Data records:
-------

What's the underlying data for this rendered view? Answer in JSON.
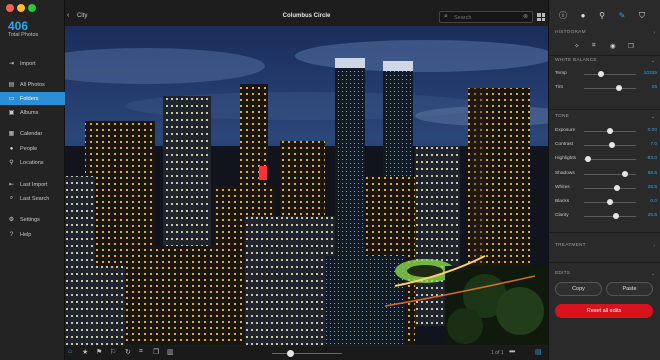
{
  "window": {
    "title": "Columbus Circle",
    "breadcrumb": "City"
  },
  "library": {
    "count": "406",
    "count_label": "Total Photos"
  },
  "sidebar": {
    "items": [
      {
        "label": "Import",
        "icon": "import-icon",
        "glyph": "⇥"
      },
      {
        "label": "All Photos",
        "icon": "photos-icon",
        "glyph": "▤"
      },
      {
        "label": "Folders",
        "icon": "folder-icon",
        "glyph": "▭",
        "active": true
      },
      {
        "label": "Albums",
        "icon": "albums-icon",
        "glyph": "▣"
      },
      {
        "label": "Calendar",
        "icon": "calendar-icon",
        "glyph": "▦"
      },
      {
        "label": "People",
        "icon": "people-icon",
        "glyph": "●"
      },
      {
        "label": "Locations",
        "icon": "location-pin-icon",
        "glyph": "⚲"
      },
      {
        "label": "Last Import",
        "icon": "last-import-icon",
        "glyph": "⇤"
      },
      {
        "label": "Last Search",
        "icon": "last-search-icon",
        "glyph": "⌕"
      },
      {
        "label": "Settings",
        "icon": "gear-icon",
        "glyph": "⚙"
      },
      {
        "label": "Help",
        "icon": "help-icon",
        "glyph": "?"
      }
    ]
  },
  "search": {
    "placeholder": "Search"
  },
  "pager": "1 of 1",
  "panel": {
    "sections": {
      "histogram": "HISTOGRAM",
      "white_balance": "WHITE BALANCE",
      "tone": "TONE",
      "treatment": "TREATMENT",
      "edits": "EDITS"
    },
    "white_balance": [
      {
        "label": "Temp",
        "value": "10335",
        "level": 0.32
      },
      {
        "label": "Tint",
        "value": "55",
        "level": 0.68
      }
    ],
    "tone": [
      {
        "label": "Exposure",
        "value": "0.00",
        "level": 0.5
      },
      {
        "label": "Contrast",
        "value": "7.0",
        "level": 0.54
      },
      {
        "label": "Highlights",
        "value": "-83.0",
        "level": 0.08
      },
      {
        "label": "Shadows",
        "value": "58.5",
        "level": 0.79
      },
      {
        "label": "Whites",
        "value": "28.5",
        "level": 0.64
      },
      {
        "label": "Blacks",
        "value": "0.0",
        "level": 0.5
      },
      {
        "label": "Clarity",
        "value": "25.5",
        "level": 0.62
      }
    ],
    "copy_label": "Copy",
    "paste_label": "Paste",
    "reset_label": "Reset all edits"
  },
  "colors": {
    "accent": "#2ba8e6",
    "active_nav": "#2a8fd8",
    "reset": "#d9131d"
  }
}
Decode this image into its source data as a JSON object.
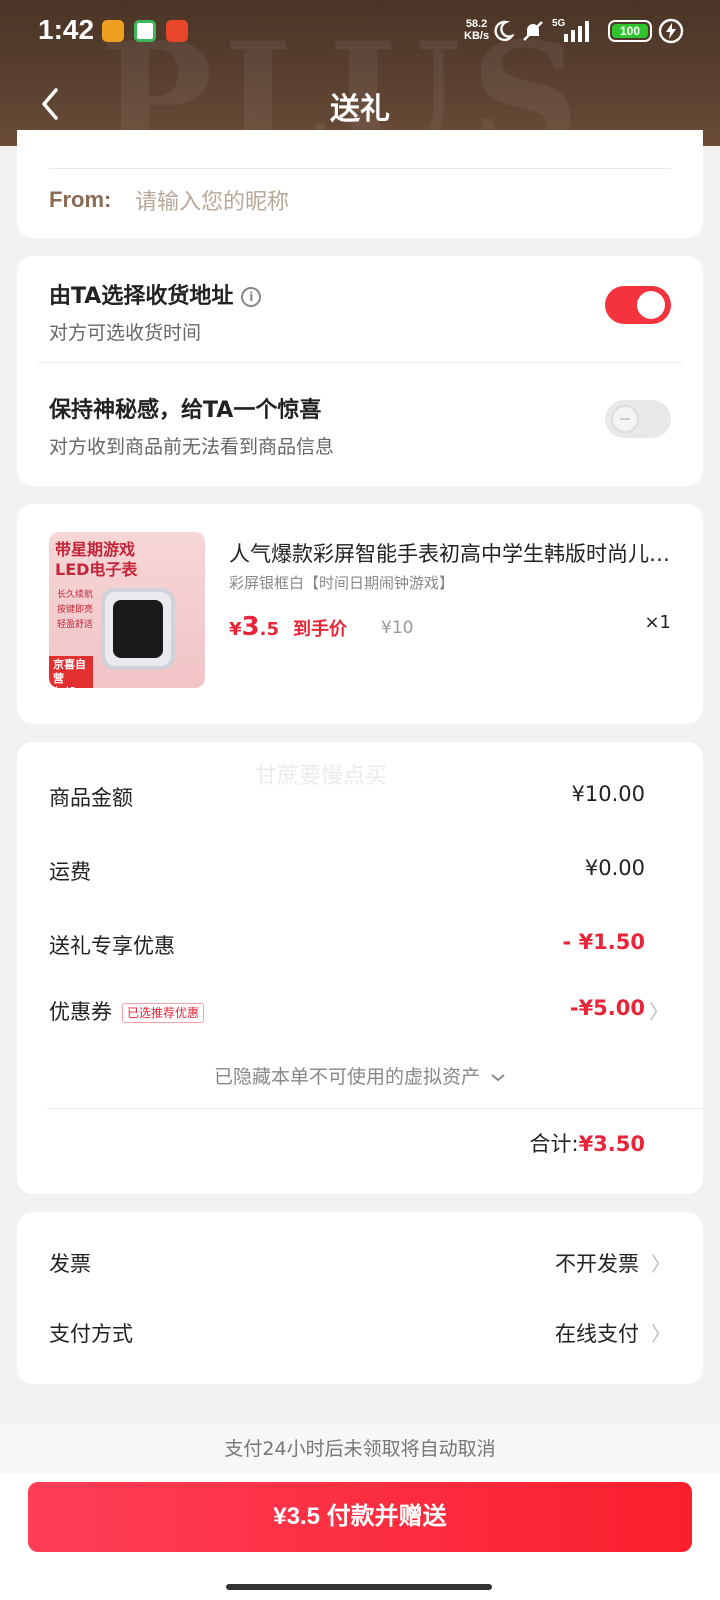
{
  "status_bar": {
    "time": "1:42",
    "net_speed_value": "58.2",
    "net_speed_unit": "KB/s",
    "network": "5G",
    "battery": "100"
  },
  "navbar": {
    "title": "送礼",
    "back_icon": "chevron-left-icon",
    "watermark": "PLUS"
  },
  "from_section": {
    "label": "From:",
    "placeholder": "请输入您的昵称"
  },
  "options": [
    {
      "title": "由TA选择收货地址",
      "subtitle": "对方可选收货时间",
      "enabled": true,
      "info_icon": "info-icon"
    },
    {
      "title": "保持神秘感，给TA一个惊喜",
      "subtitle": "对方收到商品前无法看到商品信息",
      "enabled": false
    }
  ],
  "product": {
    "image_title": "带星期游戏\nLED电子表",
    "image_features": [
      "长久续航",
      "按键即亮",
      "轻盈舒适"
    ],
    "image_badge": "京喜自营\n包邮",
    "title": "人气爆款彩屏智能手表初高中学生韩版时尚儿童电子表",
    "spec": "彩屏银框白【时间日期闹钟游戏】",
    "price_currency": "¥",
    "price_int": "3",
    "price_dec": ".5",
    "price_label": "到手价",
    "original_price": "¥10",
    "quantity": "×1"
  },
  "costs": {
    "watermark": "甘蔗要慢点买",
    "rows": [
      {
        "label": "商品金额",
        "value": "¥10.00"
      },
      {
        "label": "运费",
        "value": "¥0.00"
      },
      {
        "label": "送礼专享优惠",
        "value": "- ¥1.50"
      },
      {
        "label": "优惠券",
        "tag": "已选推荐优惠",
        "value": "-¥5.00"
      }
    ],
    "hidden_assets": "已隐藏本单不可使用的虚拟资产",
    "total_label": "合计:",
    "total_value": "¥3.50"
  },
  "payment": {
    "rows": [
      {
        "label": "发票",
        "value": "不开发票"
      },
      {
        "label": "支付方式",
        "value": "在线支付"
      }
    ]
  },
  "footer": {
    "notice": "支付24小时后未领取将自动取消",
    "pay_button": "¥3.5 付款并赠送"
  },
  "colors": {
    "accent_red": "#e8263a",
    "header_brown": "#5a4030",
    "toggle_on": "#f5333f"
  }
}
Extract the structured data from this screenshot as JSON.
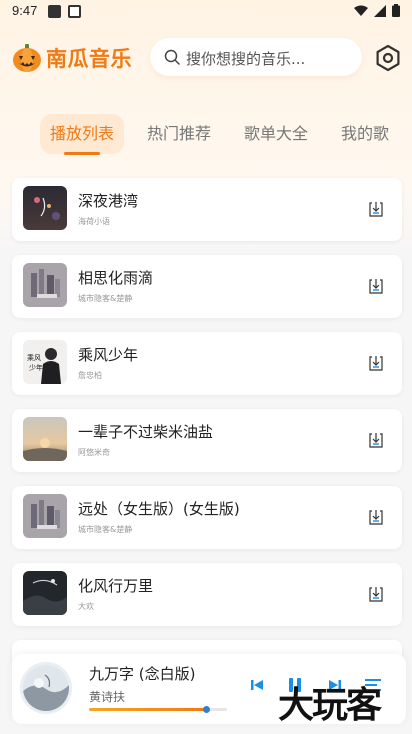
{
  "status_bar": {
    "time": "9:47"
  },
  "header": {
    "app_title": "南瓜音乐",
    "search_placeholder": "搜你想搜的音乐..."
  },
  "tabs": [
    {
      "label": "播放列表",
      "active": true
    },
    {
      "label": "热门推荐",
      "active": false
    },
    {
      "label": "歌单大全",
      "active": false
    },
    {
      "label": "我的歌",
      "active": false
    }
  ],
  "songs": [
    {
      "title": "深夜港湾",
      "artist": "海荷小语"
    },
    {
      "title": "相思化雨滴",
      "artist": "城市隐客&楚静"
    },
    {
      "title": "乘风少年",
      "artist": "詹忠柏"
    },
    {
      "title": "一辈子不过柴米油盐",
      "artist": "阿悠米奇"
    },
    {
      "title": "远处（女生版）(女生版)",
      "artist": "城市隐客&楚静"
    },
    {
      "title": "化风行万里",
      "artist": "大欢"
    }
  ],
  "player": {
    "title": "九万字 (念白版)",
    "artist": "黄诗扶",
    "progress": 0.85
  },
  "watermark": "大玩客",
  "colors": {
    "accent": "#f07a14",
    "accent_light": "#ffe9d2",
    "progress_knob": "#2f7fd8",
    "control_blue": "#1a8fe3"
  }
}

-------

*Instructions for the task:* Leaving aside the images, write out the entries above word for word.

*Worked solution:*
What's the underlying data for this rendered view? Answer in JSON.
{
  "window": {
    "title": "Columbus Circle",
    "breadcrumb": "City"
  },
  "library": {
    "count": "406",
    "count_label": "Total Photos"
  },
  "sidebar": {
    "items": [
      {
        "label": "Import",
        "icon": "import-icon",
        "glyph": "⇥"
      },
      {
        "label": "All Photos",
        "icon": "photos-icon",
        "glyph": "▤"
      },
      {
        "label": "Folders",
        "icon": "folder-icon",
        "glyph": "▭",
        "active": true
      },
      {
        "label": "Albums",
        "icon": "albums-icon",
        "glyph": "▣"
      },
      {
        "label": "Calendar",
        "icon": "calendar-icon",
        "glyph": "▦"
      },
      {
        "label": "People",
        "icon": "people-icon",
        "glyph": "●"
      },
      {
        "label": "Locations",
        "icon": "location-pin-icon",
        "glyph": "⚲"
      },
      {
        "label": "Last Import",
        "icon": "last-import-icon",
        "glyph": "⇤"
      },
      {
        "label": "Last Search",
        "icon": "last-search-icon",
        "glyph": "⌕"
      },
      {
        "label": "Settings",
        "icon": "gear-icon",
        "glyph": "⚙"
      },
      {
        "label": "Help",
        "icon": "help-icon",
        "glyph": "?"
      }
    ]
  },
  "search": {
    "placeholder": "Search"
  },
  "pager": "1 of 1",
  "panel": {
    "sections": {
      "histogram": "HISTOGRAM",
      "white_balance": "WHITE BALANCE",
      "tone": "TONE",
      "treatment": "TREATMENT",
      "edits": "EDITS"
    },
    "white_balance": [
      {
        "label": "Temp",
        "value": "10335",
        "level": 0.32
      },
      {
        "label": "Tint",
        "value": "55",
        "level": 0.68
      }
    ],
    "tone": [
      {
        "label": "Exposure",
        "value": "0.00",
        "level": 0.5
      },
      {
        "label": "Contrast",
        "value": "7.0",
        "level": 0.54
      },
      {
        "label": "Highlights",
        "value": "-83.0",
        "level": 0.08
      },
      {
        "label": "Shadows",
        "value": "58.5",
        "level": 0.79
      },
      {
        "label": "Whites",
        "value": "28.5",
        "level": 0.64
      },
      {
        "label": "Blacks",
        "value": "0.0",
        "level": 0.5
      },
      {
        "label": "Clarity",
        "value": "25.5",
        "level": 0.62
      }
    ],
    "copy_label": "Copy",
    "paste_label": "Paste",
    "reset_label": "Reset all edits"
  },
  "colors": {
    "accent": "#2ba8e6",
    "active_nav": "#2a8fd8",
    "reset": "#d9131d"
  }
}
Decode this image into its source data as a JSON object.
{
  "status_bar": {
    "time": "1:42",
    "net_speed_value": "58.2",
    "net_speed_unit": "KB/s",
    "network": "5G",
    "battery": "100"
  },
  "navbar": {
    "title": "送礼",
    "back_icon": "chevron-left-icon",
    "watermark": "PLUS"
  },
  "from_section": {
    "label": "From:",
    "placeholder": "请输入您的昵称"
  },
  "options": [
    {
      "title": "由TA选择收货地址",
      "subtitle": "对方可选收货时间",
      "enabled": true,
      "info_icon": "info-icon"
    },
    {
      "title": "保持神秘感，给TA一个惊喜",
      "subtitle": "对方收到商品前无法看到商品信息",
      "enabled": false
    }
  ],
  "product": {
    "image_title": "带星期游戏\nLED电子表",
    "image_features": [
      "长久续航",
      "按键即亮",
      "轻盈舒适"
    ],
    "image_badge": "京喜自营\n包邮",
    "title": "人气爆款彩屏智能手表初高中学生韩版时尚儿童电子表",
    "spec": "彩屏银框白【时间日期闹钟游戏】",
    "price_currency": "¥",
    "price_int": "3",
    "price_dec": ".5",
    "price_label": "到手价",
    "original_price": "¥10",
    "quantity": "×1"
  },
  "costs": {
    "watermark": "甘蔗要慢点买",
    "rows": [
      {
        "label": "商品金额",
        "value": "¥10.00"
      },
      {
        "label": "运费",
        "value": "¥0.00"
      },
      {
        "label": "送礼专享优惠",
        "value": "- ¥1.50"
      },
      {
        "label": "优惠券",
        "tag": "已选推荐优惠",
        "value": "-¥5.00"
      }
    ],
    "hidden_assets": "已隐藏本单不可使用的虚拟资产",
    "total_label": "合计:",
    "total_value": "¥3.50"
  },
  "payment": {
    "rows": [
      {
        "label": "发票",
        "value": "不开发票"
      },
      {
        "label": "支付方式",
        "value": "在线支付"
      }
    ]
  },
  "footer": {
    "notice": "支付24小时后未领取将自动取消",
    "pay_button": "¥3.5 付款并赠送"
  },
  "colors": {
    "accent_red": "#e8263a",
    "header_brown": "#5a4030",
    "toggle_on": "#f5333f"
  }
}
Extract the structured data from this screenshot as JSON.
{
  "status_bar": {
    "time": "9:47"
  },
  "header": {
    "app_title": "南瓜音乐",
    "search_placeholder": "搜你想搜的音乐..."
  },
  "tabs": [
    {
      "label": "播放列表",
      "active": true
    },
    {
      "label": "热门推荐",
      "active": false
    },
    {
      "label": "歌单大全",
      "active": false
    },
    {
      "label": "我的歌",
      "active": false
    }
  ],
  "songs": [
    {
      "title": "深夜港湾",
      "artist": "海荷小语"
    },
    {
      "title": "相思化雨滴",
      "artist": "城市隐客&楚静"
    },
    {
      "title": "乘风少年",
      "artist": "詹忠柏"
    },
    {
      "title": "一辈子不过柴米油盐",
      "artist": "阿悠米奇"
    },
    {
      "title": "远处（女生版）(女生版)",
      "artist": "城市隐客&楚静"
    },
    {
      "title": "化风行万里",
      "artist": "大欢"
    }
  ],
  "player": {
    "title": "九万字 (念白版)",
    "artist": "黄诗扶",
    "progress": 0.85
  },
  "watermark": "大玩客",
  "colors": {
    "accent": "#f07a14",
    "accent_light": "#ffe9d2",
    "progress_knob": "#2f7fd8",
    "control_blue": "#1a8fe3"
  }
}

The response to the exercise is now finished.